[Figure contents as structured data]
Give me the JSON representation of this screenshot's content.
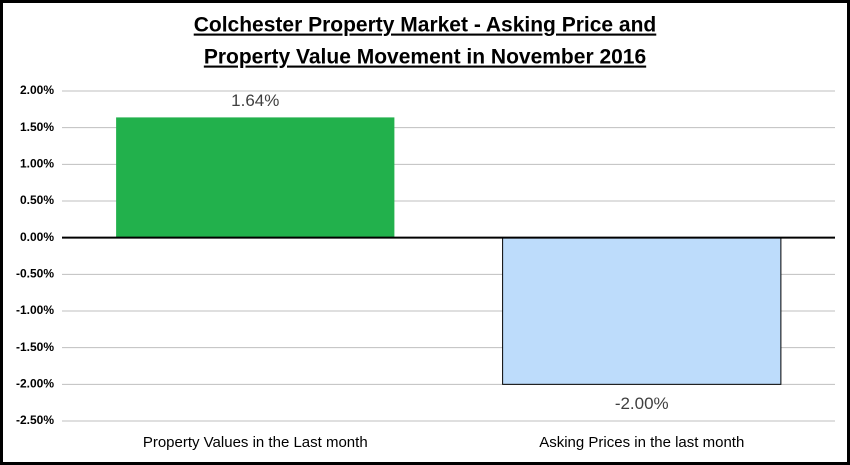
{
  "chart_data": {
    "type": "bar",
    "title": [
      "Colchester Property Market - Asking Price and",
      "Property Value Movement in November 2016"
    ],
    "categories": [
      "Property Values in the Last month",
      "Asking Prices in the last month"
    ],
    "values": [
      1.64,
      -2.0
    ],
    "value_labels": [
      "1.64%",
      "-2.00%"
    ],
    "colors": [
      "#22b14c",
      "#bddcfb"
    ],
    "ylim": [
      -2.5,
      2.0
    ],
    "yticks": [
      {
        "value": 2.0,
        "label": "2.00%"
      },
      {
        "value": 1.5,
        "label": "1.50%"
      },
      {
        "value": 1.0,
        "label": "1.00%"
      },
      {
        "value": 0.5,
        "label": "0.50%"
      },
      {
        "value": 0,
        "label": "0.00%"
      },
      {
        "value": -0.5,
        "label": "-0.50%"
      },
      {
        "value": -1.0,
        "label": "-1.00%"
      },
      {
        "value": -1.5,
        "label": "-1.50%"
      },
      {
        "value": -2.0,
        "label": "-2.00%"
      },
      {
        "value": -2.5,
        "label": "-2.50%"
      }
    ],
    "grid": true
  }
}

### GOAL:
Report every line containing the word "month" from the listing above.

### ANSWER TO THE TASK:
      "Property Values in the Last month",
      "Asking Prices in the last month"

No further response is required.